[Figure dataset records]
+++
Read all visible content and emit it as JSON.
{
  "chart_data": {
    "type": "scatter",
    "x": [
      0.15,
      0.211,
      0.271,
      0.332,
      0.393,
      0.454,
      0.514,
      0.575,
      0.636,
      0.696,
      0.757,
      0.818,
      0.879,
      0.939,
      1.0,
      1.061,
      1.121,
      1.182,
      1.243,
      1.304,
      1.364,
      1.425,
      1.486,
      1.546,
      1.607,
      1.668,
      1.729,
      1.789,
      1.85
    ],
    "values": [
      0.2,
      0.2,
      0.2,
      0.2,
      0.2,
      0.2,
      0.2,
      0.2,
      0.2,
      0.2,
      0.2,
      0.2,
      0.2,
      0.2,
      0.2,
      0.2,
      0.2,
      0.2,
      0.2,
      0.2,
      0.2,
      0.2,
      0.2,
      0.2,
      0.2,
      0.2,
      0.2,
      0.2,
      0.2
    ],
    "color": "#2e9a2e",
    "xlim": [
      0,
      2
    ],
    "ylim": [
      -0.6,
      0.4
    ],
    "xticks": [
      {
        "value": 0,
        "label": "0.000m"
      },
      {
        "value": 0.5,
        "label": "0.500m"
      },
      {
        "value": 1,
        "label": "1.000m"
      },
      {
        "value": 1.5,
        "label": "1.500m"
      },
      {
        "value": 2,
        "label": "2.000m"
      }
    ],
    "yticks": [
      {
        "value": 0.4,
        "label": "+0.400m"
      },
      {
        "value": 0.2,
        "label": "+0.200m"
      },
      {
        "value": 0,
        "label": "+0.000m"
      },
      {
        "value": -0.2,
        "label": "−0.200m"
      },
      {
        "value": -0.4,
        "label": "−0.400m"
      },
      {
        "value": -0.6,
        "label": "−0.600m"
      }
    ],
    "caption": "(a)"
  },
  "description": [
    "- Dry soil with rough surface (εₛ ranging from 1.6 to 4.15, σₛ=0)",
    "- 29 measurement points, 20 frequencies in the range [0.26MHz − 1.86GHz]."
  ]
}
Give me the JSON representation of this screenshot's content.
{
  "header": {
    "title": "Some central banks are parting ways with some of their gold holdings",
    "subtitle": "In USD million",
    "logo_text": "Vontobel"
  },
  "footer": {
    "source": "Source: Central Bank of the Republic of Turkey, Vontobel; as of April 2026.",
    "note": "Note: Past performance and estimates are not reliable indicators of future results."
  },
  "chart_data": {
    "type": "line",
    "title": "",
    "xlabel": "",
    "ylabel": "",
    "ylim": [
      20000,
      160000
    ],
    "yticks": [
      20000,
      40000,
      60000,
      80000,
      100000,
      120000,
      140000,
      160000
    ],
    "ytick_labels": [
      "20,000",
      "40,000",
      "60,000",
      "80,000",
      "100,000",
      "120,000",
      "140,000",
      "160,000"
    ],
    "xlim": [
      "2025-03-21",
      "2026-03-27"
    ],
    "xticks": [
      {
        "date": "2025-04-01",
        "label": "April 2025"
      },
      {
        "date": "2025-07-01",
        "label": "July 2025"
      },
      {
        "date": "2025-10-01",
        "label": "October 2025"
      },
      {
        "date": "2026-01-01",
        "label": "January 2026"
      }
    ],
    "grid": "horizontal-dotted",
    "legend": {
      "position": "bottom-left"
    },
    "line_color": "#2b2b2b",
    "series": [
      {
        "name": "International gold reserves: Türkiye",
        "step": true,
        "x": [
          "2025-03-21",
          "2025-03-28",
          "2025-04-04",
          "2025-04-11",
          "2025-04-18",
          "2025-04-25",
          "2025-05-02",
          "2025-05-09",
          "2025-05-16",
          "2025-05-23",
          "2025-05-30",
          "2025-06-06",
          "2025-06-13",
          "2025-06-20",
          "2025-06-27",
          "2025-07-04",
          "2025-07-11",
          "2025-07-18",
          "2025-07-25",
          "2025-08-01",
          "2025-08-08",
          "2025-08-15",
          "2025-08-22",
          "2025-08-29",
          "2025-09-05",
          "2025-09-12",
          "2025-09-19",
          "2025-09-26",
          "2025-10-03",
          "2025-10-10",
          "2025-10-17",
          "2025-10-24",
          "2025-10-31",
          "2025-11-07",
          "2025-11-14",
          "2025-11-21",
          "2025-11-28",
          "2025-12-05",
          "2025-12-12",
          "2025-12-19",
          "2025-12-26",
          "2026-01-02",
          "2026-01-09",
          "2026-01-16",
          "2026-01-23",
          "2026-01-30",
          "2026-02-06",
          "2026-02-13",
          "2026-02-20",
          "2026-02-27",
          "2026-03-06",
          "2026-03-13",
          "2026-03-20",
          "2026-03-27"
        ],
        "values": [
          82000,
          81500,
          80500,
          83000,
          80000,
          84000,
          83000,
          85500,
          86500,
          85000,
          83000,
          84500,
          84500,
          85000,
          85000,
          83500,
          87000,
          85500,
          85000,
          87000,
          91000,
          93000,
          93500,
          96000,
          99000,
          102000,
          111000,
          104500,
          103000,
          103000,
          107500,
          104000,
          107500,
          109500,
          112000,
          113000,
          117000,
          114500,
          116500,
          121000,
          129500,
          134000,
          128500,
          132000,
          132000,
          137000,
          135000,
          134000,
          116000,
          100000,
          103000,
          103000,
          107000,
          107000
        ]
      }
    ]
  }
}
+++
**YOUR GOAL:**
From the listing above, return each line with the word "April".

**EXPECTED ANSWER:**
    "source": "Source: Central Bank of the Republic of Turkey, Vontobel; as of April 2026.",
        "label": "April 2025"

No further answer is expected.